_DATA UNDER STUDY_.
+--
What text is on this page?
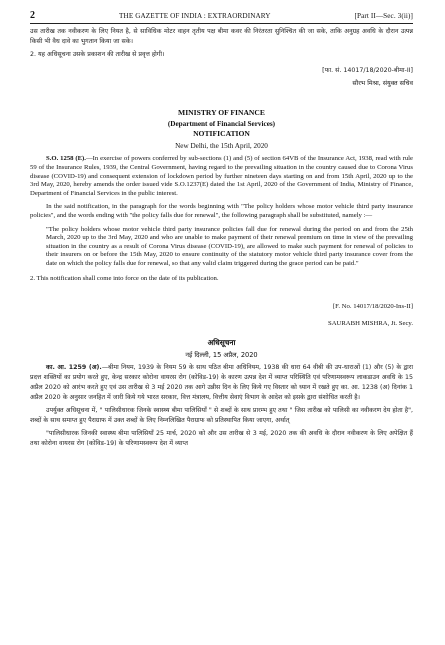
2	THE GAZETTE OF INDIA : EXTRAORDINARY	[Part II—Sec. 3(ii)]

उस तारीख तक नवीकरण के लिए नियत है, से साविधिक मोटर वाहन तृतीय पक्ष बीमा कवर की निरंतरता सुनिश्चित की जा सके, ताकि अनुग्रह अवधि के दौरान उत्पन्न किसी भी वैध दावे का भुगतान किया जा सके।

2. यह अधिसूचना उसके प्रकाशन की तारीख से प्रवृत्त होगी।

[फा. सं. 14017/18/2020-बीमा-II]

सौरभ मिश्रा, संयुक्त सचिव

MINISTRY OF FINANCE

(Department of Financial Services)

NOTIFICATION

New Delhi, the 15th April, 2020

S.O. 1258 (E).—In exercise of powers conferred by sub-sections (1) and (5) of section 64VB of the Insurance Act, 1938, read with rule 59 of the Insurance Rules, 1939, the Central Government, having regard to the prevailing situation in the country caused due to Corona Virus disease (COVID-19) and consequent extension of lockdown period by further nineteen days starting on and from 15th April, 2020 up to the 3rd May, 2020, hereby amends the order issued vide S.O.1237(E) dated the 1st April, 2020 of the Government of India, Ministry of Finance, Department of Financial Services in the public interest.

In the said notification, in the paragraph for the words beginning with "The policy holders whose motor vehicle third party insurance policies", and the words ending with "the policy falls due for renewal", the following paragraph shall be substituted, namely :—

"The policy holders whose motor vehicle third party insurance policies fall due for renewal during the period on and from the 25th March, 2020 up to the 3rd May, 2020 and who are unable to make payment of their renewal premium on time in view of the prevailing situation in the country as a result of Corona Virus disease (COVID-19), are allowed to make such payment for renewal of policies to their insurers on or before the 15th May, 2020 to ensure continuity of the statutory motor vehicle third party insurance cover from the date on which the policy falls due for renewal, so that any valid claim triggered during the grace period can be paid."

2. This notification shall come into force on the date of its publication.

[F. No. 14017/18/2020-Ins-II]

SAURABH MISHRA, Jt. Secy.

अधिसूचना

नई दिल्ली, 15 अप्रैल, 2020

का. आ. 1259 (अ).—बीमा नियम, 1939 के नियम 59 के साथ पठित बीमा अधिनियम, 1938 की धारा 64 वीबी की उप-धाराओं (1) और (5) के द्वारा प्रदत्त शक्तियों का प्रयोग करते हुए, केन्द्र सरकार कोरोना वायरस रोग (कोविड-19) के कारण उत्पन्न देश में व्याप्त परिस्थिति एवं परिणामस्वरूप लाकडाउन अवधि के 15 अप्रैल 2020 को आरंभ करते हुए एवं उस तारीख से 3 मई 2020 तक आगे उन्नीस दिन के लिए किये गए विस्तार को ध्यान में रखते हुए का. आ. 1238 (अ) दिनांक 1 अप्रैल 2020 के अनुसार जनहित में जारी किये गये भारत सरकार, वित्त मंत्रालय, वित्तीय सेवाएं विभाग के आदेश को इसके द्वारा संशोधित करती है।

उपर्युक्त अधिसूचना में, " पालिसीधारक जिनके स्वास्थ्य बीमा पालिसियाँ " से शब्दों के साथ प्रारम्भ हुए तथा " जिस तारीख को पालिसी का नवीकरण देय होता है", शब्दों के साथ समाप्त हुए पैराग्राफ में उक्त शब्दों के लिए निम्नलिखित पैराग्राफ को प्रतिस्थापित किया जाएगा, अर्थात्

"पालिसीधारक जिनकी स्वास्थ्य बीमा पालिसियाँ 25 मार्च, 2020 को और उस तारीख से 3 मई, 2020 तक की अवधि के दौरान नवीकरण के लिए अपेक्षित हैं तथा कोरोना वायरस रोग (कोविड-19) के परिणामस्वरूप देश में व्याप्त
+--
_TASK_. Restate the whole listing above exactly, except for its images.

_RESPONSE BELOW_.
What text is on this page?
2	THE GAZETTE OF INDIA : EXTRAORDINARY	[Part II—Sec. 3(ii)]

उस तारीख तक नवीकरण के लिए नियत है, से साविधिक मोटर वाहन तृतीय पक्ष बीमा कवर की निरंतरता सुनिश्चित की जा सके, ताकि अनुग्रह अवधि के दौरान उत्पन्न किसी भी वैध दावे का भुगतान किया जा सके।

2. यह अधिसूचना उसके प्रकाशन की तारीख से प्रवृत्त होगी।

[फा. सं. 14017/18/2020-बीमा-II]

सौरभ मिश्रा, संयुक्त सचिव

MINISTRY OF FINANCE

(Department of Financial Services)

NOTIFICATION

New Delhi, the 15th April, 2020

S.O. 1258 (E).—In exercise of powers conferred by sub-sections (1) and (5) of section 64VB of the Insurance Act, 1938, read with rule 59 of the Insurance Rules, 1939, the Central Government, having regard to the prevailing situation in the country caused due to Corona Virus disease (COVID-19) and consequent extension of lockdown period by further nineteen days starting on and from 15th April, 2020 up to the 3rd May, 2020, hereby amends the order issued vide S.O.1237(E) dated the 1st April, 2020 of the Government of India, Ministry of Finance, Department of Financial Services in the public interest.

In the said notification, in the paragraph for the words beginning with "The policy holders whose motor vehicle third party insurance policies", and the words ending with "the policy falls due for renewal", the following paragraph shall be substituted, namely :—

"The policy holders whose motor vehicle third party insurance policies fall due for renewal during the period on and from the 25th March, 2020 up to the 3rd May, 2020 and who are unable to make payment of their renewal premium on time in view of the prevailing situation in the country as a result of Corona Virus disease (COVID-19), are allowed to make such payment for renewal of policies to their insurers on or before the 15th May, 2020 to ensure continuity of the statutory motor vehicle third party insurance cover from the date on which the policy falls due for renewal, so that any valid claim triggered during the grace period can be paid."

2. This notification shall come into force on the date of its publication.

[F. No. 14017/18/2020-Ins-II]

SAURABH MISHRA, Jt. Secy.

अधिसूचना

नई दिल्ली, 15 अप्रैल, 2020

का. आ. 1259 (अ).—बीमा नियम, 1939 के नियम 59 के साथ पठित बीमा अधिनियम, 1938 की धारा 64 वीबी की उप-धाराओं (1) और (5) के द्वारा प्रदत्त शक्तियों का प्रयोग करते हुए, केन्द्र सरकार कोरोना वायरस रोग (कोविड-19) के कारण उत्पन्न देश में व्याप्त परिस्थिति एवं परिणामस्वरूप लाकडाउन अवधि के 15 अप्रैल 2020 को आरंभ करते हुए एवं उस तारीख से 3 मई 2020 तक आगे उन्नीस दिन के लिए किये गए विस्तार को ध्यान में रखते हुए का. आ. 1238 (अ) दिनांक 1 अप्रैल 2020 के अनुसार जनहित में जारी किये गये भारत सरकार, वित्त मंत्रालय, वित्तीय सेवाएं विभाग के आदेश को इसके द्वारा संशोधित करती है।

उपर्युक्त अधिसूचना में, " पालिसीधारक जिनके स्वास्थ्य बीमा पालिसियाँ " से शब्दों के साथ प्रारम्भ हुए तथा " जिस तारीख को पालिसी का नवीकरण देय होता है", शब्दों के साथ समाप्त हुए पैराग्राफ में उक्त शब्दों के लिए निम्नलिखित पैराग्राफ को प्रतिस्थापित किया जाएगा, अर्थात्

"पालिसीधारक जिनकी स्वास्थ्य बीमा पालिसियाँ 25 मार्च, 2020 को और उस तारीख से 3 मई, 2020 तक की अवधि के दौरान नवीकरण के लिए अपेक्षित हैं तथा कोरोना वायरस रोग (कोविड-19) के परिणामस्वरूप देश में व्याप्त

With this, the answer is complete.